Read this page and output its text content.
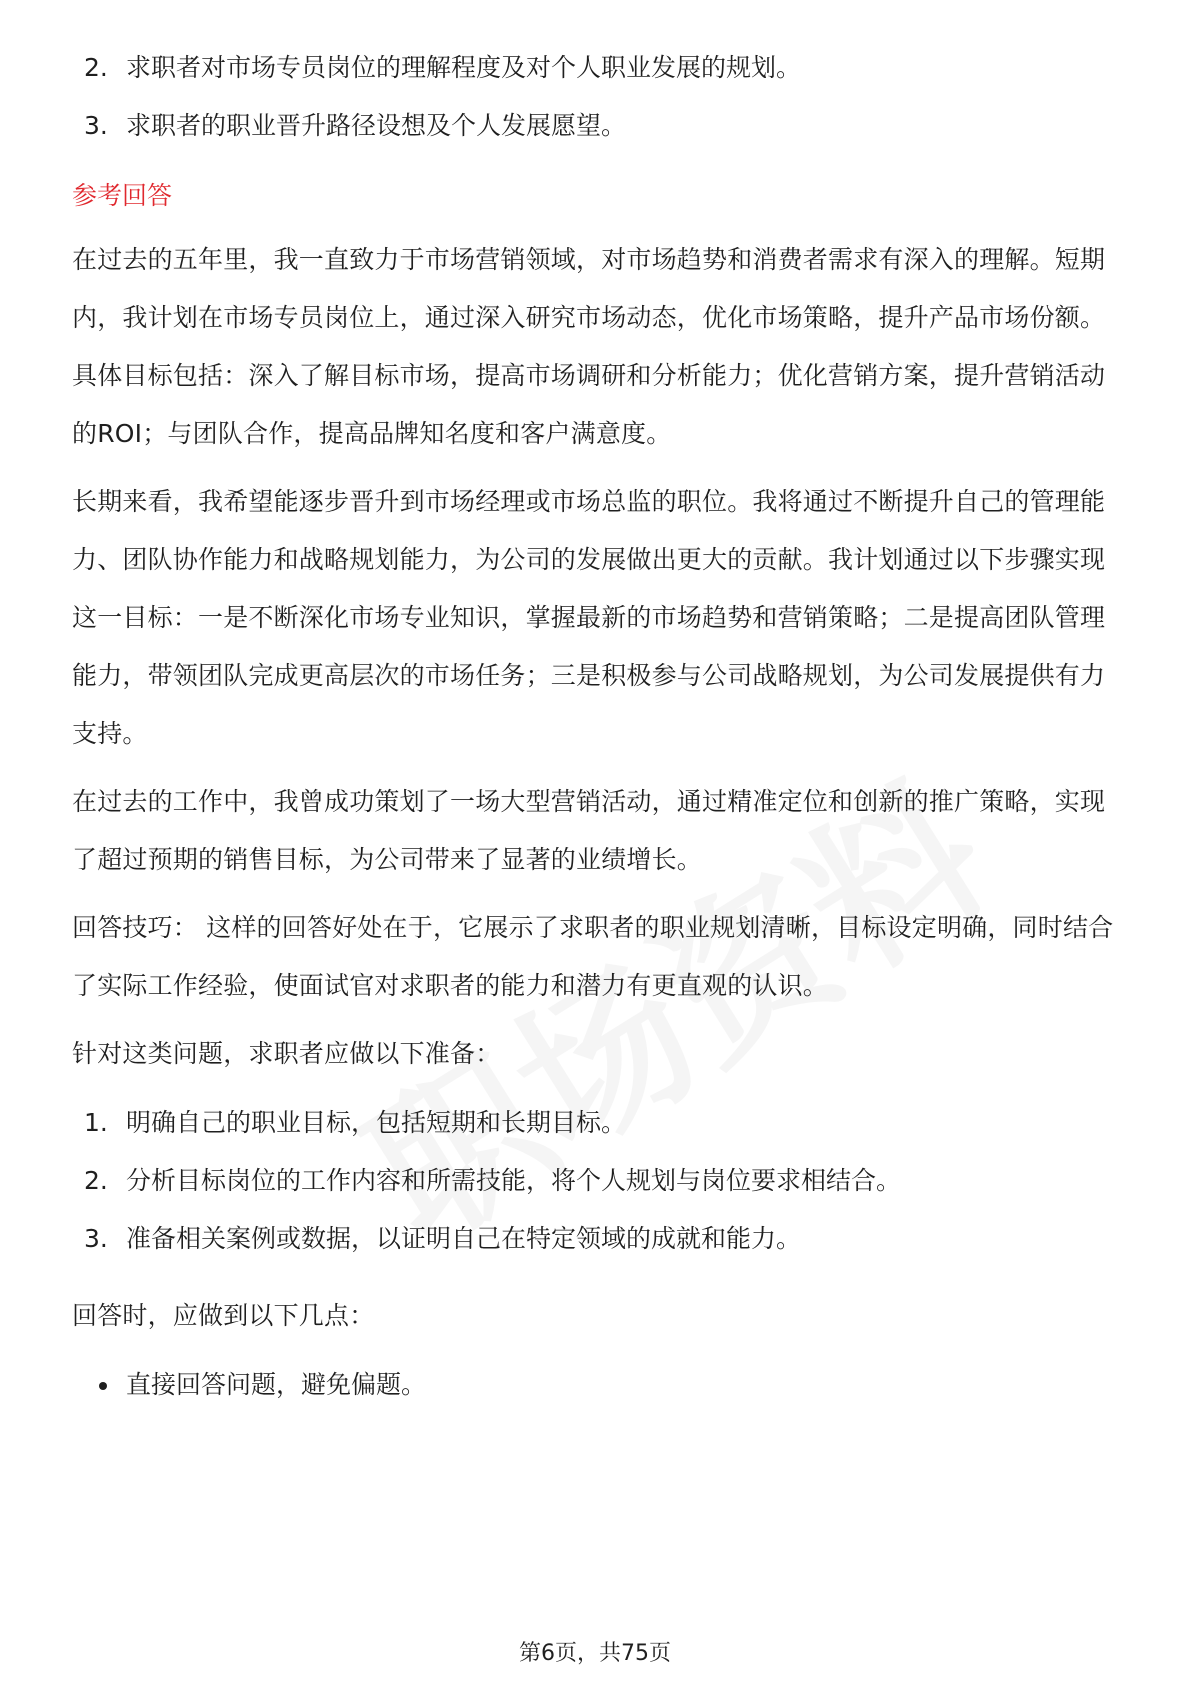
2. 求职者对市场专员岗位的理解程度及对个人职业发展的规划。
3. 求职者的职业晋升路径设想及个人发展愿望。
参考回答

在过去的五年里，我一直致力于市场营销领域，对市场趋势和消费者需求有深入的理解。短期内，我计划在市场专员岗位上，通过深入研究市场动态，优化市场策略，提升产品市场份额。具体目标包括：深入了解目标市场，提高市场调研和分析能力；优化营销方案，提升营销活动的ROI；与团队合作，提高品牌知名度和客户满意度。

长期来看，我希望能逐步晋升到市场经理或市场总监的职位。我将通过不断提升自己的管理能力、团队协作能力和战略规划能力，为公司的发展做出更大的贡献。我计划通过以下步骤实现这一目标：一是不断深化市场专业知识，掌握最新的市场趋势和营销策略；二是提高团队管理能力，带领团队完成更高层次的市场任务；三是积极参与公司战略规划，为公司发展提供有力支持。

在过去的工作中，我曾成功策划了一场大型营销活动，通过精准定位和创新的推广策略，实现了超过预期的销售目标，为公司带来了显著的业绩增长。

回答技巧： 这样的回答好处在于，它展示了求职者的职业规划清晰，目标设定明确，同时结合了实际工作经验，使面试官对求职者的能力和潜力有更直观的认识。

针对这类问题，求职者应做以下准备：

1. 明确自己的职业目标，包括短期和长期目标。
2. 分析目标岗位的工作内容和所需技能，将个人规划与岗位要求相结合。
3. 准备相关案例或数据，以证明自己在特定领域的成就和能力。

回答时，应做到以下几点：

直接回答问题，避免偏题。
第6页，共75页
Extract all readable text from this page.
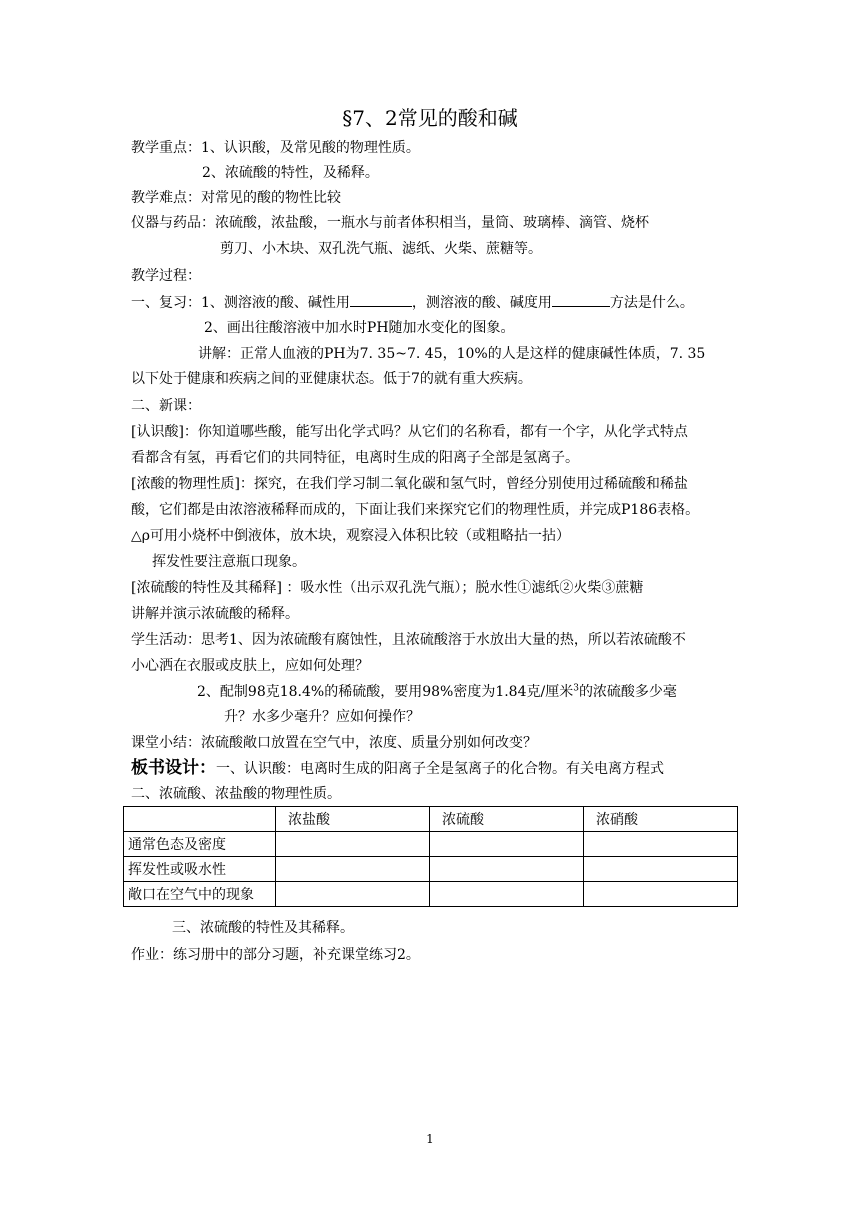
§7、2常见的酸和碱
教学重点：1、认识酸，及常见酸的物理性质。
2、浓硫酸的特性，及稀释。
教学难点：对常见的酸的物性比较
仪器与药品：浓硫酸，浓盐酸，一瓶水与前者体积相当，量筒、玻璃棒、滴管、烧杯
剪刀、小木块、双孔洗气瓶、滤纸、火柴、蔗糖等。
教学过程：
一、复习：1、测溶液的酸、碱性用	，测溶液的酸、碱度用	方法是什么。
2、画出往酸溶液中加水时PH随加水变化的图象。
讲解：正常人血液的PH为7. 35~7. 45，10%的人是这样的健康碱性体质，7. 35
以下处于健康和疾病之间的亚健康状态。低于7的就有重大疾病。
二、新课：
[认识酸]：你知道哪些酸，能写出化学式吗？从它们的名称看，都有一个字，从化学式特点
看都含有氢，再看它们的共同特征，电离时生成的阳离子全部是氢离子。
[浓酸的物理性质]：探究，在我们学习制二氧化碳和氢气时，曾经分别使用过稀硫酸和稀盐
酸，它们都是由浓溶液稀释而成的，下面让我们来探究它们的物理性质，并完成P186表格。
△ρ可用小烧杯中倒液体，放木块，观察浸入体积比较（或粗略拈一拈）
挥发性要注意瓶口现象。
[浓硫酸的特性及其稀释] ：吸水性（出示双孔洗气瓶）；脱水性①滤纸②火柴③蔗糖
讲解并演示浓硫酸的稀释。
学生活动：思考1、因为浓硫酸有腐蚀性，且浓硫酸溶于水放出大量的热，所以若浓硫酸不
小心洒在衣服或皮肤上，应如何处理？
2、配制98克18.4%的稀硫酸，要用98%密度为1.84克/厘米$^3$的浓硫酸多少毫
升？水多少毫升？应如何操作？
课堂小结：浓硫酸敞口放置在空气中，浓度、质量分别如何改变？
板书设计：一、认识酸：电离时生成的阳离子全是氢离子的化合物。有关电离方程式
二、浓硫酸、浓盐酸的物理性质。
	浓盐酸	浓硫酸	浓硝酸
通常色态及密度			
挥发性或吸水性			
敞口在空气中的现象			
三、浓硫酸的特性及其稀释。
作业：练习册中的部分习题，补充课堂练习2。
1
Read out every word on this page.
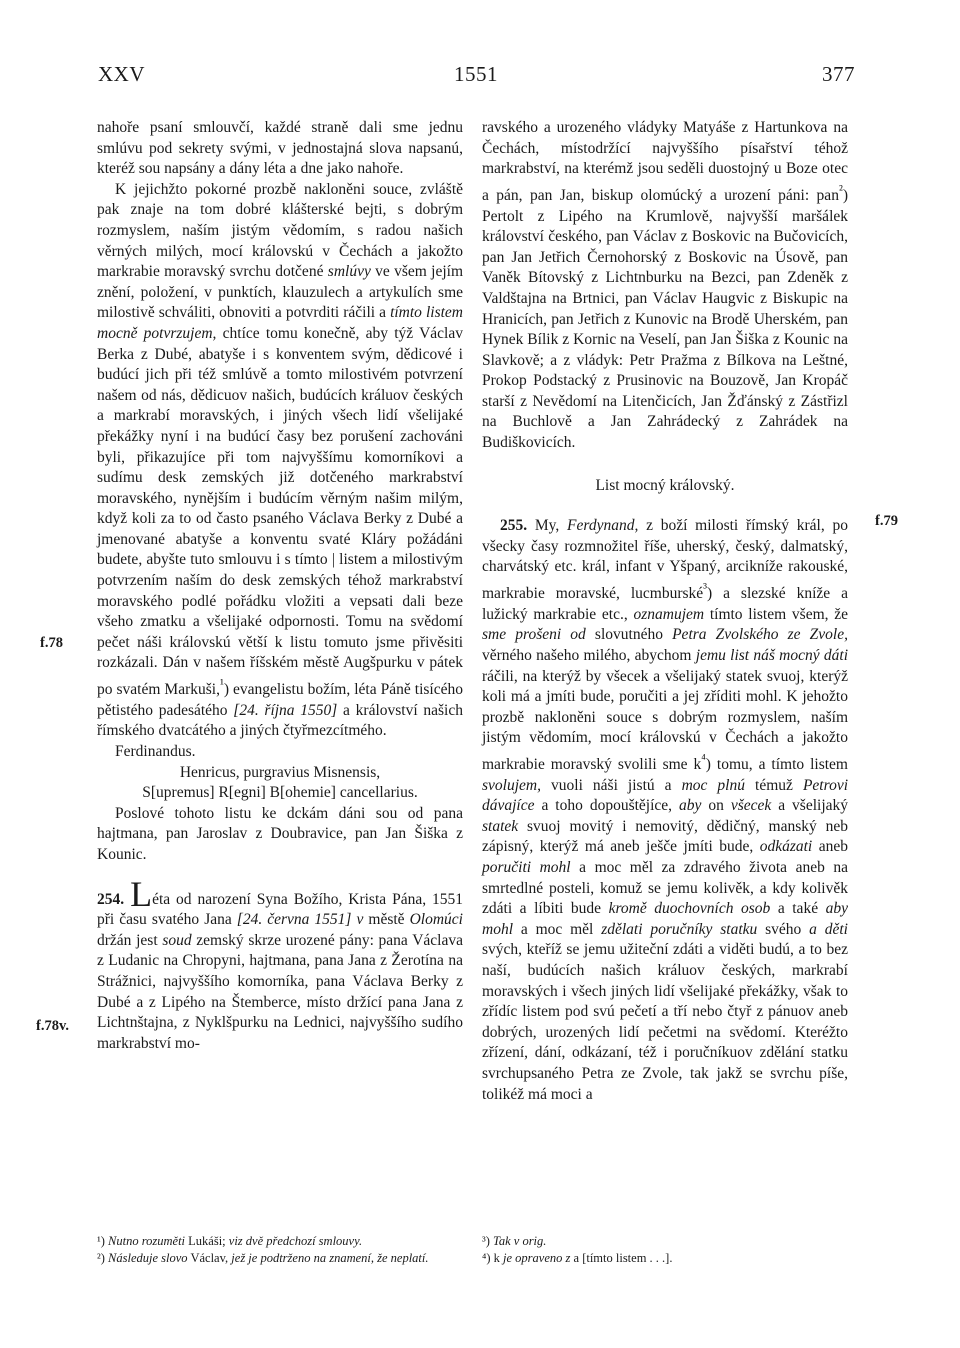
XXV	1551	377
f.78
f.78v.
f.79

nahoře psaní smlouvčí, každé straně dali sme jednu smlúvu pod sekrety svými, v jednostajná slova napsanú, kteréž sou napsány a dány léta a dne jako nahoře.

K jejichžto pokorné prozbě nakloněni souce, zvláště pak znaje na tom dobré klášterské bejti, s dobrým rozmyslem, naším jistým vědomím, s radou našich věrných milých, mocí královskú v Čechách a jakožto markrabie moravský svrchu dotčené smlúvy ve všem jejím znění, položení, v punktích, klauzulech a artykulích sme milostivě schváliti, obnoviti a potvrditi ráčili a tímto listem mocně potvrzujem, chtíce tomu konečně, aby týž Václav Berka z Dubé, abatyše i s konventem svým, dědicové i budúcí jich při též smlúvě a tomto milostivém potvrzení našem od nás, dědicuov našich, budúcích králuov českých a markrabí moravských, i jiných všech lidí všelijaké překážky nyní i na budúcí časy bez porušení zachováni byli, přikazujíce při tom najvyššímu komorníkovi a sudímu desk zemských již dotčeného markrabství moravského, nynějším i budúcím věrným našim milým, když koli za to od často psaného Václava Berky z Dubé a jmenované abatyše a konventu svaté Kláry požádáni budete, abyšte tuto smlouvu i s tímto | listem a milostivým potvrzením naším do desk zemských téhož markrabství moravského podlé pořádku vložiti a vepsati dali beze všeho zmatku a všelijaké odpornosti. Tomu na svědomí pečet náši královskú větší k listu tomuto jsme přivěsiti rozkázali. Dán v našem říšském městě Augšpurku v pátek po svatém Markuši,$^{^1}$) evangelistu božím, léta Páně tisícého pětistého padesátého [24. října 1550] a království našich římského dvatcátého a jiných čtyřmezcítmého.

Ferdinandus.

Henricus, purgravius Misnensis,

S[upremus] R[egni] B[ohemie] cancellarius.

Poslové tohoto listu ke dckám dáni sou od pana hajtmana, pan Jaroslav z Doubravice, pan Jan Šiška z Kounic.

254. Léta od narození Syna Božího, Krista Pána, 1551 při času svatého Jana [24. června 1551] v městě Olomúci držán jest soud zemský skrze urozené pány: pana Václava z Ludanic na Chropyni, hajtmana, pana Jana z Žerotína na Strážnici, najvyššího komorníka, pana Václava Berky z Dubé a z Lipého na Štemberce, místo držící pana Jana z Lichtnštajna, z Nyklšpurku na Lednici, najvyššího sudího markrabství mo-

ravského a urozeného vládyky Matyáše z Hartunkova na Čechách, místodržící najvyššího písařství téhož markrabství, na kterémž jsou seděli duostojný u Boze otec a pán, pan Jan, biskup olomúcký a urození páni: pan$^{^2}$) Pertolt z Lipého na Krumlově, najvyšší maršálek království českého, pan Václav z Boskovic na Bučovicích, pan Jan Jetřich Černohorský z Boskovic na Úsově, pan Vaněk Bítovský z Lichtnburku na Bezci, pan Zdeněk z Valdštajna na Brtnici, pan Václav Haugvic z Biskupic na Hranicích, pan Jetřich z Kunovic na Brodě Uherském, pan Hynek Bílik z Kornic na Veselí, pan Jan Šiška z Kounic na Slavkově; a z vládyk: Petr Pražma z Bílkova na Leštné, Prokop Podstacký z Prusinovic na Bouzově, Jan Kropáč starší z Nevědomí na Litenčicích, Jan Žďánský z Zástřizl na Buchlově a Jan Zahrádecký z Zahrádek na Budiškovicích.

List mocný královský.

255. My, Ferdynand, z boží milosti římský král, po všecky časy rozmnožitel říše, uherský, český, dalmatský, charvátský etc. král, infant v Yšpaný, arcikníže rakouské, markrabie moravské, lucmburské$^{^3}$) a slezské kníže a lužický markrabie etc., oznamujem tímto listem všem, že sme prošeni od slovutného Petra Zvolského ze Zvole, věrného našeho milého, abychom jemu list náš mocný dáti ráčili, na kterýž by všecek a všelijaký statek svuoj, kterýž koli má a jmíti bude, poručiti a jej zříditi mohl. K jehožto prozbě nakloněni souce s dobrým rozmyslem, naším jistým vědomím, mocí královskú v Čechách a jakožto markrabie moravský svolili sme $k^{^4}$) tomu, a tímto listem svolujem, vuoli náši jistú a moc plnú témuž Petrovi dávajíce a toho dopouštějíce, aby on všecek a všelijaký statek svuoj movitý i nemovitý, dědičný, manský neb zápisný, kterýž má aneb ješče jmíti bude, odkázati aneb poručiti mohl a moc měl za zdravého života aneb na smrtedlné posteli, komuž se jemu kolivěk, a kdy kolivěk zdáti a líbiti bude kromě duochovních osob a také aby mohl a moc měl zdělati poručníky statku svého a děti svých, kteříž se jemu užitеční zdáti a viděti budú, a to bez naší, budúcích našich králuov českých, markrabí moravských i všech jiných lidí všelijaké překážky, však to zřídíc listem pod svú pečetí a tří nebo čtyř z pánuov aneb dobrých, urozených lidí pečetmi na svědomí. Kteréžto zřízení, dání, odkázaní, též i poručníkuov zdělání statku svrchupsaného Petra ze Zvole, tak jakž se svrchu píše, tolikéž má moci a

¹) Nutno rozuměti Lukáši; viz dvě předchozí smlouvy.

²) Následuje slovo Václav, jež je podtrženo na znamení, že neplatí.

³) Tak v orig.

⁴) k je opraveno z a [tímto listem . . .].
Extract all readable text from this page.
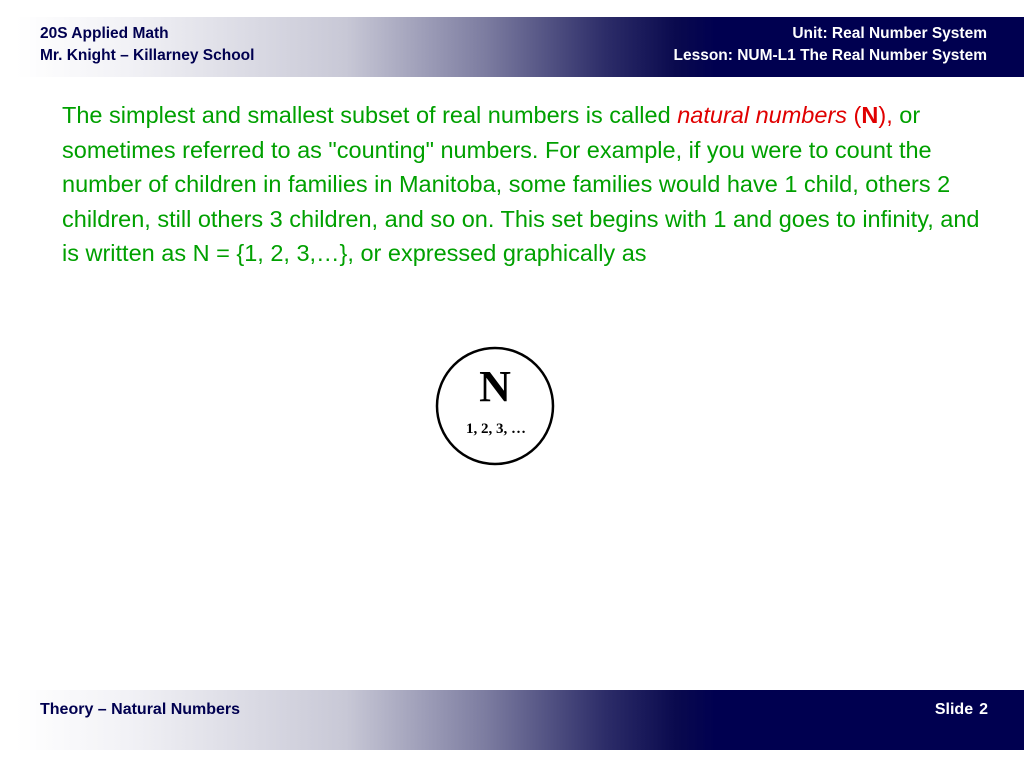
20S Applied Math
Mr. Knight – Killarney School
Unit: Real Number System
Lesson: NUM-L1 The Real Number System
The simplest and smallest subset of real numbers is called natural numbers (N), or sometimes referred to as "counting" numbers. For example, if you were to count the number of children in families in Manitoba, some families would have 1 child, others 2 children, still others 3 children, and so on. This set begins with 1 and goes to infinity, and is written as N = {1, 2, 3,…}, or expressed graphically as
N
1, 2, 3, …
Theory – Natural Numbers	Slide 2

**Exercise directions:** Copy each line in the data that holds the word "najvyššího".

**Problem solution:**
254. Léta od narození Syna Božího, Krista Pána, 1551 při času svatého Jana [24. června 1551] v městě Olomúci držán jest soud zemský skrze urozené pány: pana Václava z Ludanic na Chropyni, hajtmana, pana Jana z Žerotína na Strážnici, najvyššího komorníka, pana Václava Berky z Dubé a z Lipého na Štemberce, místo držící pana Jana z Lichtnštajna, z Nyklšpurku na Lednici, najvyššího sudího markrabství mo-
ravského a urozeného vládyky Matyáše z Hartunkova na Čechách, místodržící najvyššího písařství téhož markrabství, na kterémž jsou seděli duostojný u Boze otec a pán, pan Jan, biskup olomúcký a urození páni: pan$^{^2}$) Pertolt z Lipého na Krumlově, najvyšší maršálek království českého, pan Václav z Boskovic na Bučovicích, pan Jan Jetřich Černohorský z Boskovic na Úsově, pan Vaněk Bítovský z Lichtnburku na Bezci, pan Zdeněk z Valdštajna na Brtnici, pan Václav Haugvic z Biskupic na Hranicích, pan Jetřich z Kunovic na Brodě Uherském, pan Hynek Bílik z Kornic na Veselí, pan Jan Šiška z Kounic na Slavkově; a z vládyk: Petr Pražma z Bílkova na Leštné, Prokop Podstacký z Prusinovic na Bouzově, Jan Kropáč starší z Nevědomí na Litenčicích, Jan Žďánský z Zástřizl na Buchlově a Jan Zahrádecký z Zahrádek na Budiškovicích.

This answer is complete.